• AIM: Filter these entries so that only lines with the word "reproducción" remain.

• INFORMATION SUPPLIED:
[start]
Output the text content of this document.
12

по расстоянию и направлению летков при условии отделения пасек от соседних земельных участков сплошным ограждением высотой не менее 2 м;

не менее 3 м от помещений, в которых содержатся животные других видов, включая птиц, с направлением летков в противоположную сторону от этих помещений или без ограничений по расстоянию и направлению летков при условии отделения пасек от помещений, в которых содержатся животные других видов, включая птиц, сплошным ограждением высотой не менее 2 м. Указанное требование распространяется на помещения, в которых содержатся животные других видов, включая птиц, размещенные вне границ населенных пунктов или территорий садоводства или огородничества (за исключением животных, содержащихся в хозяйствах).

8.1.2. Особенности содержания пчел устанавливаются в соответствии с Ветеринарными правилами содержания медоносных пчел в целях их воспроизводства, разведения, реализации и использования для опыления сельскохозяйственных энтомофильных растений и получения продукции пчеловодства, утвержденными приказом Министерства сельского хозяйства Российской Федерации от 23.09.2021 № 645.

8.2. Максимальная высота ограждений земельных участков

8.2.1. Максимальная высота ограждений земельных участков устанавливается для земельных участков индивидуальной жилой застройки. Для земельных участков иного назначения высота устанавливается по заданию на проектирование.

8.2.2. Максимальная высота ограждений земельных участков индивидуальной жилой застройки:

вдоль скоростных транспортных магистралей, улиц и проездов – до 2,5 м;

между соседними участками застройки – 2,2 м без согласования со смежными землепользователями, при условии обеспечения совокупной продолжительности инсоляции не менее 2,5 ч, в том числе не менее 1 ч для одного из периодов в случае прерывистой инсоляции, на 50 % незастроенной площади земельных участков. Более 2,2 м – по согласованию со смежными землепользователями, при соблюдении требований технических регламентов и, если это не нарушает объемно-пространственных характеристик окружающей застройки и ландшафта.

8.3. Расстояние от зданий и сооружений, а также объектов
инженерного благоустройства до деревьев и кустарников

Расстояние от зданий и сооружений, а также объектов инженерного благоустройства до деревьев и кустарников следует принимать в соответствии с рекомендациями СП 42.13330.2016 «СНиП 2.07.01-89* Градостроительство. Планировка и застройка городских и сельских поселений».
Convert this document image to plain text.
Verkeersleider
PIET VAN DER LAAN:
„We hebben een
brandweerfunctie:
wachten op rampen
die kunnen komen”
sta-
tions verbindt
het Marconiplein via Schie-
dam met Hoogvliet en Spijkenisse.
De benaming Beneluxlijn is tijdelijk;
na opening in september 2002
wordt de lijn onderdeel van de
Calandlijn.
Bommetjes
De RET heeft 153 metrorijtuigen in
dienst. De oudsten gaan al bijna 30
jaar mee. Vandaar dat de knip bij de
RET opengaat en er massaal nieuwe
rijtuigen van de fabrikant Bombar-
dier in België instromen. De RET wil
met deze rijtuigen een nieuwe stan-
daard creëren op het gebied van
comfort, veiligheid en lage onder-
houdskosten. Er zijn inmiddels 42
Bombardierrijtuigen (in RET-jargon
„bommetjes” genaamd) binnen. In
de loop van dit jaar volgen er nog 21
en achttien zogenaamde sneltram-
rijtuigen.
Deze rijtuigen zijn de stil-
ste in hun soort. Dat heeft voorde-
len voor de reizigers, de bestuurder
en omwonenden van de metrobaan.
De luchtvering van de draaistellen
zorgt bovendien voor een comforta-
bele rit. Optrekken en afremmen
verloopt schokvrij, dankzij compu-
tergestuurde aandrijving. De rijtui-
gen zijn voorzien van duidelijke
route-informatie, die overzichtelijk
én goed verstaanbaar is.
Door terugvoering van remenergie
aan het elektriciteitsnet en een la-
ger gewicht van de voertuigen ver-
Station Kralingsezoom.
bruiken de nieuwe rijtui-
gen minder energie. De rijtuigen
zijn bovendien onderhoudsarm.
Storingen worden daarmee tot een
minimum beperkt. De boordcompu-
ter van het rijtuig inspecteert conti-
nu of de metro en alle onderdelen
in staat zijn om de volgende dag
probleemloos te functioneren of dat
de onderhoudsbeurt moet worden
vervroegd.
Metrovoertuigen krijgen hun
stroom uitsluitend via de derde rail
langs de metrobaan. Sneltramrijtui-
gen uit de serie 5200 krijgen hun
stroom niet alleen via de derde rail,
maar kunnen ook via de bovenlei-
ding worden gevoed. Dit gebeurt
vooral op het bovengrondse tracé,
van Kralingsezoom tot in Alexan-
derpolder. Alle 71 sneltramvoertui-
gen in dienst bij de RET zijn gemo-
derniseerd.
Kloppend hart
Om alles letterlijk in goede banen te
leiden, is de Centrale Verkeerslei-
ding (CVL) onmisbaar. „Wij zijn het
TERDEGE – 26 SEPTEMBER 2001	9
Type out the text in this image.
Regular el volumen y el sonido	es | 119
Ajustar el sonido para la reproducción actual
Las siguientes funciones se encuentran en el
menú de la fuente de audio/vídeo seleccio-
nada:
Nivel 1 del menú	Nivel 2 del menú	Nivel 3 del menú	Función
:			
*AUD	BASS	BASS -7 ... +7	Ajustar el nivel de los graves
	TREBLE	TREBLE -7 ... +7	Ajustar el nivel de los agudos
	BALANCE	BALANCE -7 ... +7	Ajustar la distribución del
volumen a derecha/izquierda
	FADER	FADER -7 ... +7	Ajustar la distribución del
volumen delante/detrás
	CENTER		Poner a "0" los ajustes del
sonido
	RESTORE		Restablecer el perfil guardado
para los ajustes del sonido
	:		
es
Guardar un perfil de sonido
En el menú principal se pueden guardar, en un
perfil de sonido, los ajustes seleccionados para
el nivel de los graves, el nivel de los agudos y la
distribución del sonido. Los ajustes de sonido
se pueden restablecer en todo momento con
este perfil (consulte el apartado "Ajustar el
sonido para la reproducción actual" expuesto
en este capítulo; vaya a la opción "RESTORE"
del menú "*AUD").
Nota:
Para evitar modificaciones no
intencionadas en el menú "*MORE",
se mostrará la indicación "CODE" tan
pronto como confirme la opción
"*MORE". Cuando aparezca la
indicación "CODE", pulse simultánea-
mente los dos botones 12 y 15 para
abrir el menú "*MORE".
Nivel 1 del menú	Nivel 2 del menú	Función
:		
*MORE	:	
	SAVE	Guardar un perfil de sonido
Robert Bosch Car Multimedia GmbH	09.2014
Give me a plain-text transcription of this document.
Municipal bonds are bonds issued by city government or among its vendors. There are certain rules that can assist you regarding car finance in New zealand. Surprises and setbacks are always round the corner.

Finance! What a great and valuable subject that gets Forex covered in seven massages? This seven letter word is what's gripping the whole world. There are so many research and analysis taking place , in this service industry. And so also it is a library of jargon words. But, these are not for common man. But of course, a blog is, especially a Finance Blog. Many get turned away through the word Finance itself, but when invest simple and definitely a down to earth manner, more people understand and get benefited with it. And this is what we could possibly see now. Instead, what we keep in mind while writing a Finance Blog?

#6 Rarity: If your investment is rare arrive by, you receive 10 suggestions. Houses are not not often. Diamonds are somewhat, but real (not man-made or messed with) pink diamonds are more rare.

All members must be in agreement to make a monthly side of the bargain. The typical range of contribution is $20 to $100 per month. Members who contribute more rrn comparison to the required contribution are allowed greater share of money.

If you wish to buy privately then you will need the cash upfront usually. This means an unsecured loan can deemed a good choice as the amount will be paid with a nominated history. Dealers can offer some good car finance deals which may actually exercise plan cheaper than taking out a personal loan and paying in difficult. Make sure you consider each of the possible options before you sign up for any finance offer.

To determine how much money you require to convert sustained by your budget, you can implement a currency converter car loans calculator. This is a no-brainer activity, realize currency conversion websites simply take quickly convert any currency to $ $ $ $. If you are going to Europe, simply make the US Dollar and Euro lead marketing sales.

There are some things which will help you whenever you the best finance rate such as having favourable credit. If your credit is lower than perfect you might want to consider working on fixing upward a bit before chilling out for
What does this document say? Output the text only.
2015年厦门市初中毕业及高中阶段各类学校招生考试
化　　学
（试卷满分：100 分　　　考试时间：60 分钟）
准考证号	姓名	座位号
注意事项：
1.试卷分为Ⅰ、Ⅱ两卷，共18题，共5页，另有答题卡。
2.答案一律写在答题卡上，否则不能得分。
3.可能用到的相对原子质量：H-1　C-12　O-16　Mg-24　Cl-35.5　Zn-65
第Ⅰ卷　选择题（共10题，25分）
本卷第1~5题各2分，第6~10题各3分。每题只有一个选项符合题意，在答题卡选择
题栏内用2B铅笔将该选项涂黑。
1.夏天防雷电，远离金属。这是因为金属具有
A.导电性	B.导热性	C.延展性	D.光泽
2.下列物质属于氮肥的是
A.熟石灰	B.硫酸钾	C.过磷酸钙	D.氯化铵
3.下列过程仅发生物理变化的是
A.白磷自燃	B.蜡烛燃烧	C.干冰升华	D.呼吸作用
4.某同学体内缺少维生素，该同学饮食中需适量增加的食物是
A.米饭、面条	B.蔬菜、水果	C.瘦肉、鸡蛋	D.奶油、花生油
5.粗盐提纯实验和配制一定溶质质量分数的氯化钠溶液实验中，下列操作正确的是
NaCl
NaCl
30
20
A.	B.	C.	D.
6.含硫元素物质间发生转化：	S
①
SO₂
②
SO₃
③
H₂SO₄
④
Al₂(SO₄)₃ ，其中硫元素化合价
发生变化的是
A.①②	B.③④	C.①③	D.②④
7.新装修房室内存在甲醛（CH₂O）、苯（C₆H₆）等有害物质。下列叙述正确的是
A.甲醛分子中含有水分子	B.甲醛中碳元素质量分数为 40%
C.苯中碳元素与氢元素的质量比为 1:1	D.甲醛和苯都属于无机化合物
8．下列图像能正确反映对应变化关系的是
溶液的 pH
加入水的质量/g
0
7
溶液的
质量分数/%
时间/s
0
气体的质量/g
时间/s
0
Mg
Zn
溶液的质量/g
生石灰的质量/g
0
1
[end]
• ANSWER TO THE PROBLEM:
Ajustar el sonido para la reproducción actual
sonido para la reproducción actual" expuesto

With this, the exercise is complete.